▸ Zu erledigende Aufgaben:
A – Liste alle Eurobeträge auf, die im Auszug zum Verteidigungshaushalt vorkommen.
B – Schreibe aus dem Auszug zum Verteidigungshaushalt den Abschnitt ab, der mit den Worten „Der Kompromiss der“ beginnt und mit „Milliarden Euro anwachsen.“ endet.

───── Ausgewählter Auszug

Nach wochenlangem Streit einigt sich die Bundesregierung auf einen Haushaltsentwurf. Dringende Investitionen müssen abermals aufgeschoben werden, kritisiert Verteidigungsminister Pistorius. Der Bundeswehr-Generalinspekteur warnt, dass Russland in weniger als zehn Jahren NATO-Staaten angreifen könnte.

Bundesverteidigungsminister Boris Pistorius hat die geringen Steigerungen für die Bundeswehr nach der Einigung der Ampel-Spitzen im Haushaltsentwurf deutlichen kritisiert. "Ja, ich habe deutlich weniger bekommen, als ich angemeldet habe. Das ist ärgerlich für mich, weil ich bestimmte Dinge dann nicht in der Geschwindigkeit anstoßen kann, wie es Zeitenwende und Bedrohungslage erforderlich machen", verkündete Pistorius vor dem anstehenden NATO-Gipfel in Washington.

Der Kompromiss der Bundesregierung für den Staatshaushalt des kommenden Jahres sieht einen kleineren Verteidigungsetat vor, als von Pistorius gefordert. Der Verteidigungsminister hatte einen Bedarf von rund 58 Milliarden Euro angemeldet, der Kompromiss sieht lediglich rund 53 Milliarden Euro vor. Bis zum Jahr 2028 soll der Wehretat dann aber auf rund 80 Milliarden Euro anwachsen.

──────────
───── Zeilen

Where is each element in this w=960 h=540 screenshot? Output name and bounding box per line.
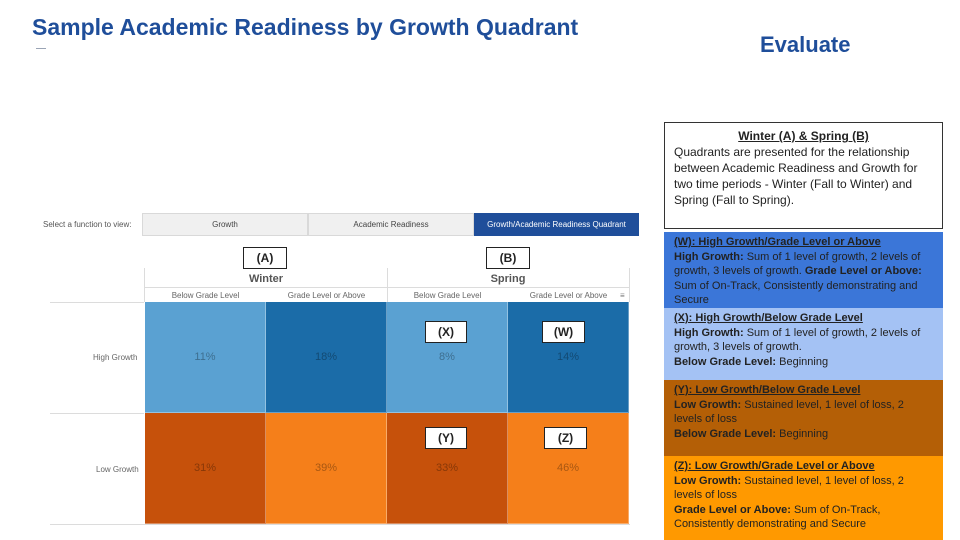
slide-title: Sample Academic Readiness by Growth Quad… [32,14,579,40]
sort-icon[interactable]: ≡ [620,291,625,300]
legend-y-key1: Low Growth: [674,398,742,411]
cell-high-winter-below[interactable]: 11% [145,302,266,413]
legend-z-key2: Grade Level or Above: [674,503,791,516]
legend-w-title: (W): High Growth/Grade Level or Above [674,236,881,248]
row-header-high-growth: High Growth [93,353,138,362]
legend-w: (W): High Growth/Grade Level or Above Hi… [664,232,943,308]
grid-line [387,268,388,302]
grid-line [50,524,630,525]
row-header-low-growth: Low Growth [96,465,139,474]
legend-w-key1: High Growth: [674,250,744,263]
legend-y-val1: Sustained level, 1 level of loss, 2 leve… [674,398,904,426]
cell-high-spring-below[interactable]: 8% [387,302,508,413]
time-period-description: Winter (A) & Spring (B) Quadrants are pr… [664,122,943,229]
legend-w-key2: Grade Level or Above: [804,265,922,277]
cell-high-spring-above[interactable]: 14% [508,302,629,413]
grid-line [144,287,630,288]
column-header: Below Grade Level [413,291,482,300]
legend-z-val1: Sustained level, 1 level of loss, 2 leve… [674,474,904,502]
function-option-academic-readiness[interactable]: Academic Readiness [308,213,474,236]
grid-line [629,268,630,302]
legend-x-title: (X): High Growth/Below Grade Level [674,312,863,324]
legend-x-val1: Sum of 1 level of growth, 2 levels of gr… [674,326,921,354]
legend-y-val2: Beginning [776,427,829,440]
legend-x-val2: Beginning [776,355,829,368]
title-divider [36,48,46,49]
legend-w-val2: Sum of On-Track, Consistently demonstrat… [674,279,918,307]
marker-b: (B) [486,247,530,269]
legend-z-key1: Low Growth: [674,474,742,487]
legend-z-val2: Sum of On-Track, Consistently demonstrat… [674,503,881,531]
legend-w-val1: Sum of 1 level of growth, 2 levels of gr… [674,250,921,278]
marker-y: (Y) [425,427,467,449]
marker-a: (A) [243,247,287,269]
grid-line [144,268,145,302]
legend-x: (X): High Growth/Below Grade Level High … [664,308,943,380]
legend-y-key2: Below Grade Level: [674,427,777,440]
legend-x-key1: High Growth: [674,326,744,339]
marker-w: (W) [542,321,585,343]
column-header: Grade Level or Above [287,291,366,300]
period-header-spring: Spring [490,273,526,285]
cell-high-winter-above[interactable]: 18% [266,302,387,413]
grid-line [50,302,144,303]
cell-low-spring-above[interactable]: 46% [508,413,629,524]
cell-low-winter-above[interactable]: 39% [266,413,387,524]
legend-z: (Z): Low Growth/Grade Level or Above Low… [664,456,943,540]
function-selector-label: Select a function to view: [43,220,132,229]
legend-y: (Y): Low Growth/Below Grade Level Low Gr… [664,380,943,456]
period-header-winter: Winter [248,273,284,285]
description-body: Quadrants are presented for the relation… [674,145,918,207]
grid-line [50,413,144,414]
marker-z: (Z) [544,427,587,449]
description-heading: Winter (A) & Spring (B) [738,129,869,143]
marker-x: (X) [425,321,467,343]
evaluate-heading: Evaluate [760,32,851,57]
column-header: Grade Level or Above [529,291,608,300]
column-header: Below Grade Level [171,291,240,300]
legend-x-key2: Below Grade Level: [674,355,777,368]
function-option-quadrant[interactable]: Growth/Academic Readiness Quadrant [474,213,639,236]
legend-z-title: (Z): Low Growth/Grade Level or Above [674,460,875,472]
cell-low-winter-below[interactable]: 31% [145,413,266,524]
function-option-growth[interactable]: Growth [142,213,308,236]
legend-y-title: (Y): Low Growth/Below Grade Level [674,384,861,396]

──────────

▸ Antworten je Aufgabe:
A –
- rund 58 Milliarden Euro
- rund 53 Milliarden Euro
- rund 80 Milliarden Euro

B –
Der Kompromiss der Bundesregierung für den Staatshaushalt des kommenden Jahres sieht einen kleineren Verteidigungsetat vor, als von Pistorius gefordert. Der Verteidigungsminister hatte einen Bedarf von rund 58 Milliarden Euro angemeldet, der Kompromiss sieht lediglich rund 53 Milliarden Euro vor. Bis zum Jahr 2028 soll der Wehretat dann aber auf rund 80 Milliarden Euro anwachsen.